### [WHAT IS BEING ASKED]
Exclude the pictures, then repeat the remaining data exactly.

### [RECORD EXCERPTS]

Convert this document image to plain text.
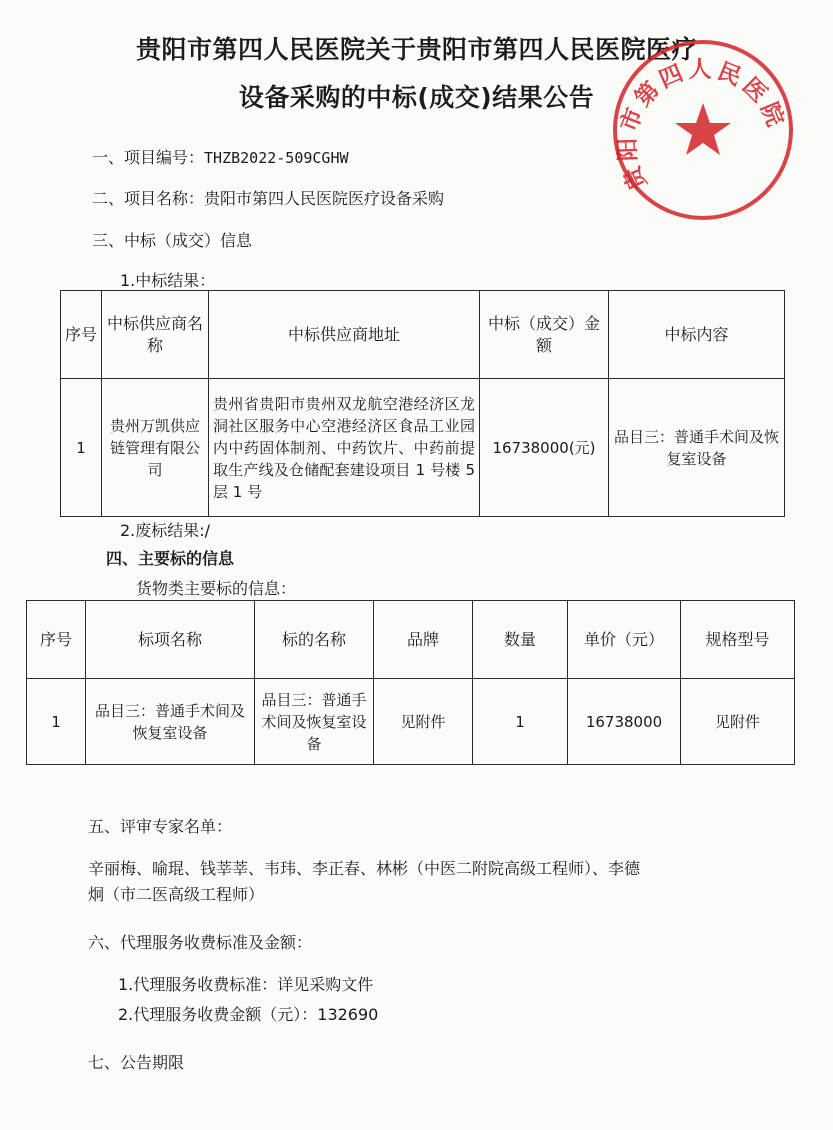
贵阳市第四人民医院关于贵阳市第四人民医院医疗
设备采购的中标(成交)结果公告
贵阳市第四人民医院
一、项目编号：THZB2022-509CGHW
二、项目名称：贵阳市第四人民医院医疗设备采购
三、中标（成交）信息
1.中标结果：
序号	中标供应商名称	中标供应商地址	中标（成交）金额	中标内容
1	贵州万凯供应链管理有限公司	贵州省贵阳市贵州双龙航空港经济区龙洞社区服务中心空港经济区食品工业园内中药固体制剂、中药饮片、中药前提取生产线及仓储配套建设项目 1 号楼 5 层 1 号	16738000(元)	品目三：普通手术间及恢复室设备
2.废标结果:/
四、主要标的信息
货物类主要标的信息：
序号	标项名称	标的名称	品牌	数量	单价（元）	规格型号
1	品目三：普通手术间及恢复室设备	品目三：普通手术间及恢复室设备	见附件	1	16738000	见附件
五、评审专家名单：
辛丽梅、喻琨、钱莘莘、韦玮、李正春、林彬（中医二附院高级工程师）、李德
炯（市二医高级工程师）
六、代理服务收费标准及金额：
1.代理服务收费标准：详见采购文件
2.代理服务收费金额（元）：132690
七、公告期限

### [EXPECTED ANSWER]
Convert this document image to plain text.
贵阳市第四人民医院关于贵阳市第四人民医院医疗
设备采购的中标(成交)结果公告
贵阳市第四人民医院
一、项目编号：THZB2022-509CGHW
二、项目名称：贵阳市第四人民医院医疗设备采购
三、中标（成交）信息
1.中标结果：
序号	中标供应商名称	中标供应商地址	中标（成交）金额	中标内容
1	贵州万凯供应链管理有限公司	贵州省贵阳市贵州双龙航空港经济区龙洞社区服务中心空港经济区食品工业园内中药固体制剂、中药饮片、中药前提取生产线及仓储配套建设项目 1 号楼 5 层 1 号	16738000(元)	品目三：普通手术间及恢复室设备
2.废标结果:/
四、主要标的信息
货物类主要标的信息：
序号	标项名称	标的名称	品牌	数量	单价（元）	规格型号
1	品目三：普通手术间及恢复室设备	品目三：普通手术间及恢复室设备	见附件	1	16738000	见附件
五、评审专家名单：
辛丽梅、喻琨、钱莘莘、韦玮、李正春、林彬（中医二附院高级工程师）、李德
炯（市二医高级工程师）
六、代理服务收费标准及金额：
1.代理服务收费标准：详见采购文件
2.代理服务收费金额（元）：132690
七、公告期限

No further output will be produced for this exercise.